REQUIRED WORK >> Reproduce each line that includes the word "обласній".

begin GIVEN RECORDS

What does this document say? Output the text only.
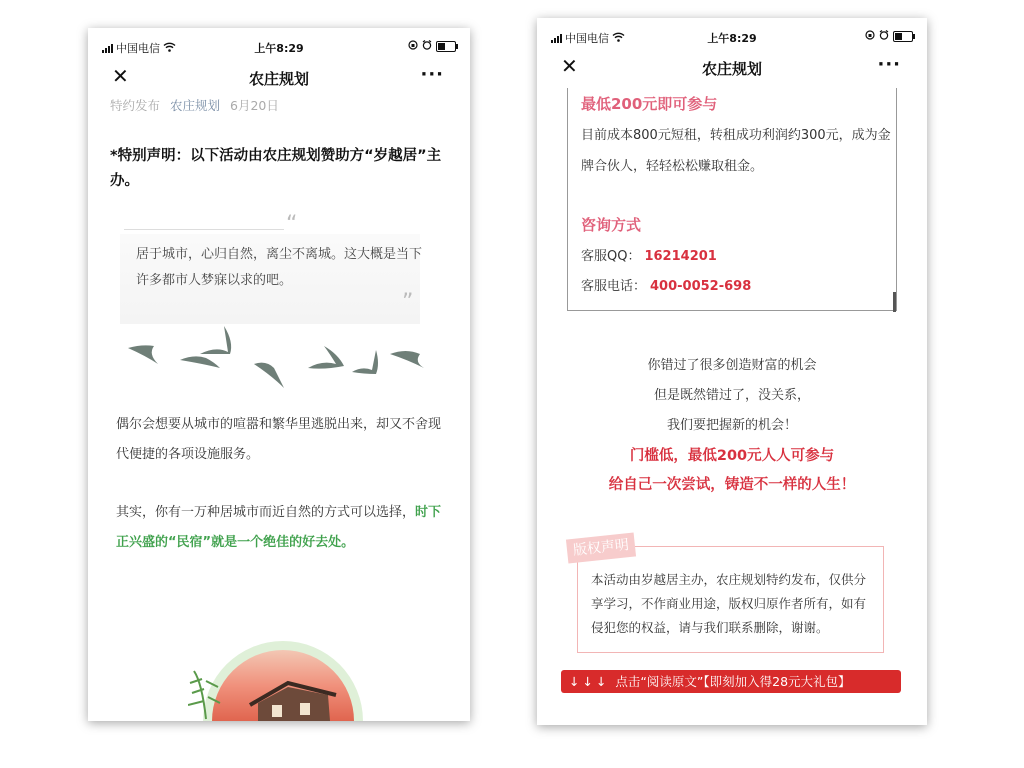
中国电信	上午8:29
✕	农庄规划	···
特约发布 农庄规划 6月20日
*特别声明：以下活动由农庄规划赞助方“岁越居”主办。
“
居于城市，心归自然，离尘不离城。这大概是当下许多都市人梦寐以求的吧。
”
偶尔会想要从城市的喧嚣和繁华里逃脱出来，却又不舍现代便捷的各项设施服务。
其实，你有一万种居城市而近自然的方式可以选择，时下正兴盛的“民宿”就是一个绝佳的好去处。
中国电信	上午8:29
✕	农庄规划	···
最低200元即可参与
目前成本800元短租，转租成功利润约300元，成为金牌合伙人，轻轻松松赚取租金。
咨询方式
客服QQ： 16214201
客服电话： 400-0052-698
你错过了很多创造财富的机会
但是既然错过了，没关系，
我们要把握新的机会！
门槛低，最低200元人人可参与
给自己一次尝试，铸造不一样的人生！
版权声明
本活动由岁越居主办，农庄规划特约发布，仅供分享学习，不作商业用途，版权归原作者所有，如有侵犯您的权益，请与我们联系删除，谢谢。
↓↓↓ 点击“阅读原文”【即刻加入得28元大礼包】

end GIVEN RECORDS
begin GIVEN RECORDS

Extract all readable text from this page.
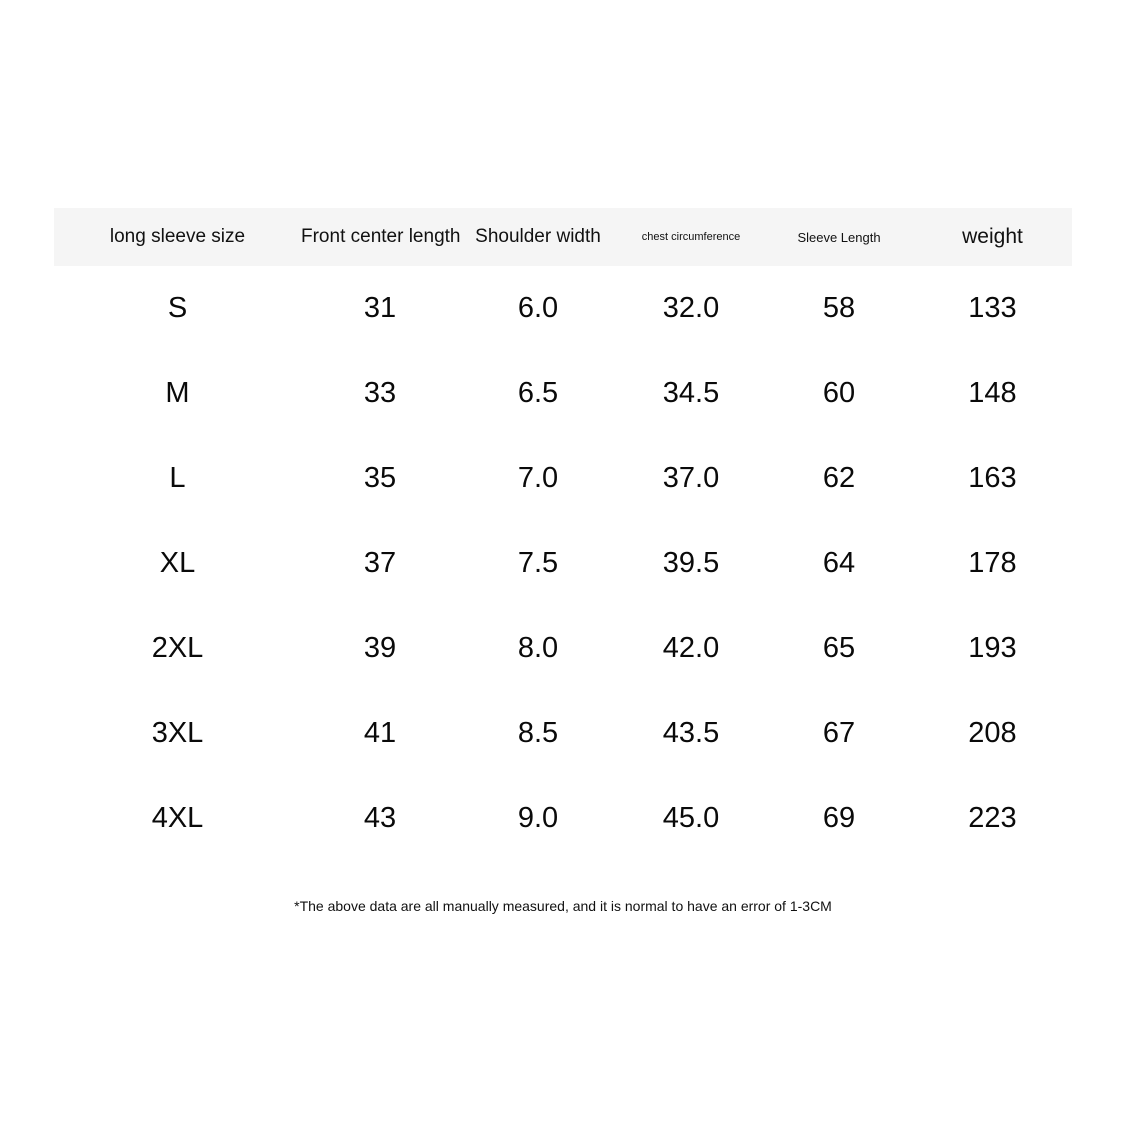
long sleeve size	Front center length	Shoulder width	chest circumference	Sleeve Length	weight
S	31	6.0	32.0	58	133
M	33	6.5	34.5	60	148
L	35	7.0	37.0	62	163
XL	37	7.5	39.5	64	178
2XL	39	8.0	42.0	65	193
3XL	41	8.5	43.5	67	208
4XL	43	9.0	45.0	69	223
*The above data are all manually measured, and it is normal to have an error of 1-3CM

end GIVEN RECORDS
begin GIVEN RECORDS

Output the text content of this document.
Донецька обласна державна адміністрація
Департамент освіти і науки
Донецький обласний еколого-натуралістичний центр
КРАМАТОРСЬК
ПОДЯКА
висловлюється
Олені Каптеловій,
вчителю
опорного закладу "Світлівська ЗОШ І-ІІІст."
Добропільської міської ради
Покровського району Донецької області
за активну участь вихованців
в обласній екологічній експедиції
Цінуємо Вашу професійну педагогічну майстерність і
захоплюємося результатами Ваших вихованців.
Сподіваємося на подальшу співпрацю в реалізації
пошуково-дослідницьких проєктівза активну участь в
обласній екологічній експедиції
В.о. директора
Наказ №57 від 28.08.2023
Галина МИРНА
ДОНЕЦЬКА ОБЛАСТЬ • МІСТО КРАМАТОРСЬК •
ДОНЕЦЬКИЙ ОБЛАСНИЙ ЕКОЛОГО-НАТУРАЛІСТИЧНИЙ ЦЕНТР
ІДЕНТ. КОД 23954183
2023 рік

end GIVEN RECORDS

REPLY TO THE TASK >>
в обласній екологічній експедиції
обласній екологічній експедиції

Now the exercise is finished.